> [Text segment]:
==========
But, ah! That’s the point. Abunimah’s unspecified solution in equality to his manufactured inequality is an unarticulated but implicit single nation – which isn’t Israel. Tobin, less driven and riven by hate and mental hackery, is too smart for him, and does not leave the inference unexpressed. Then Abunimah is reduced to scurrying into all the corners of his dishonesty to deny the implications of language.

Same as it ever was. Same as it ever was. Read.

NERMEEN SHAIKH: I want to turn to a statement made by Israeli President Shimon Peres. He spoke out Tuesday against settlements in the West Bank. He said, quote, “Israeli settlement in territories densely populated by an Arab population could bring about a threatening demographic change; that is, it could endanger the Jewish majority in Israel. It is doubtful that a Jewish State without a Jewish majority can remain Jewish.” Jonathan Tobin, can you comment on what Israeli President Shimon Peres said?

JONATHAN TOBIN: That’s a position that many Israelis hold. But it shouldn’t be conflated with the question of their legality. The problem here is that people like the people from The Electronic Intifada don’t really recognize legitimacy of Jewish life anywhere in the country, including inside the Green Line, including the settlement Tel Aviv. The problem here is that it’s not a question of whether they’re legal or not, because if the Palestinians wish to make peace, if they wish to compromise, if they wish to recognize the legitimacy of a Jewish state, no matter where its borders are drawn, they can do so, and Israel has approved it will withdraw from territory, if offered peace. The problem is, the Palestinians won’t recognize the legitimacy of a Jewish state, the legitimacy of Jewish life anywhere in that country. That’s why this is—the talk of war crimes, the talk of it’s criminal—Jews are not foreigners in the land of Israel.
==========
> [Goal A]:
Answer these about the settlements debate excerpt:
(i) Which Israeli President does Nermeen Shaikh quote?
(ii) On what day did he speak out against settlements in the West Bank?
(iii) According to Jonathan Tobin, what should that position not be conflated with?
> [Goal B]: Name every person mentioned in the settlements debate excerpt, listing each one once.
> [Goal C]: Carry on the settlements debate excerpt for a few more lines, starting after its final sentence.

> [Collected material]:
==========
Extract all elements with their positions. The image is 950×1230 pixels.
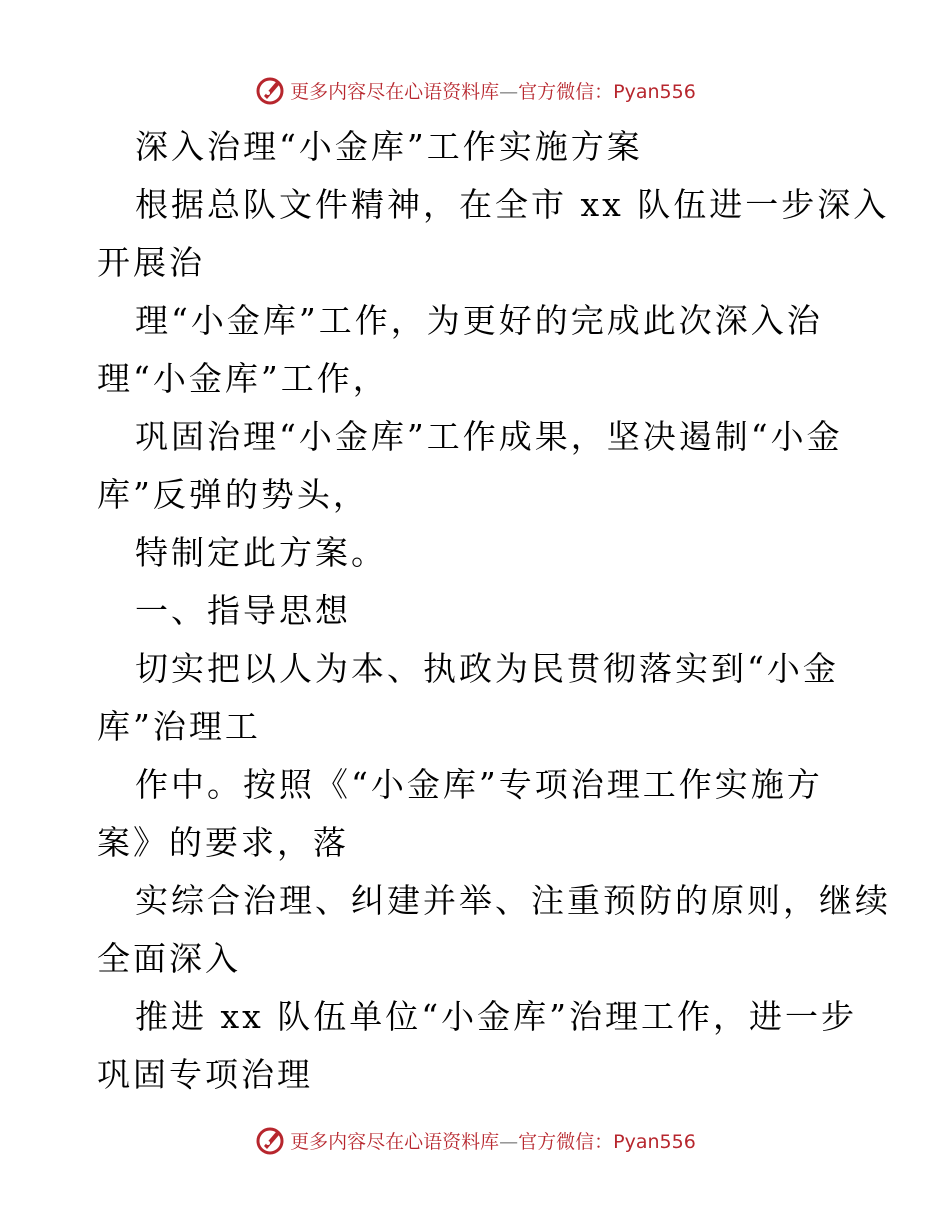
==========
> [Final answer A]:
(i) Shimon Peres
(ii) Tuesday
(iii) The question of the settlements' legality

> [Final answer B]: Abunimah, Jonathan Tobin, Nermeen Shaikh, Shimon Peres

> [Final answer C]:
The problem is, the Palestinians don’t wish to share. What we have here is a question of disputed territory. Both sides have rights. All the rights are not on the sides of the Palestinians. Jews have rights, too. If the Palestinians wish to have peace, if they wish to have the Palestinian—independent Palestinian state that they were offered three times and rejected three times in the last 12 years, they have to start dealing with the reality that the Jews aren’t going away. And if they do, they’ll find that Israel is willing to withdraw from most of the settlements, whether they—whether they consider them legal or not. Let’s not conflate these two issues. Peace is possible if the Palestinians are willing to make peace. It’s not possible if they focus on fantasies about throwing the Jews out. Even the Obama administration, which has been the most sympathetic to the Palestinian of any in recent—in any recent light, understood that many of the settlements are going to stay. That’s what the talk about territorial swaps was about last year. So, to focus on the illegality of things, of places that everyone knows are going to stay Israeli, and where Jews have the right to live, is just a fantasy that breeds more terrorism and more rejection of peace, which is what we get from The Electronic Intifada.


AMY GOODMAN: Ali Abunimah.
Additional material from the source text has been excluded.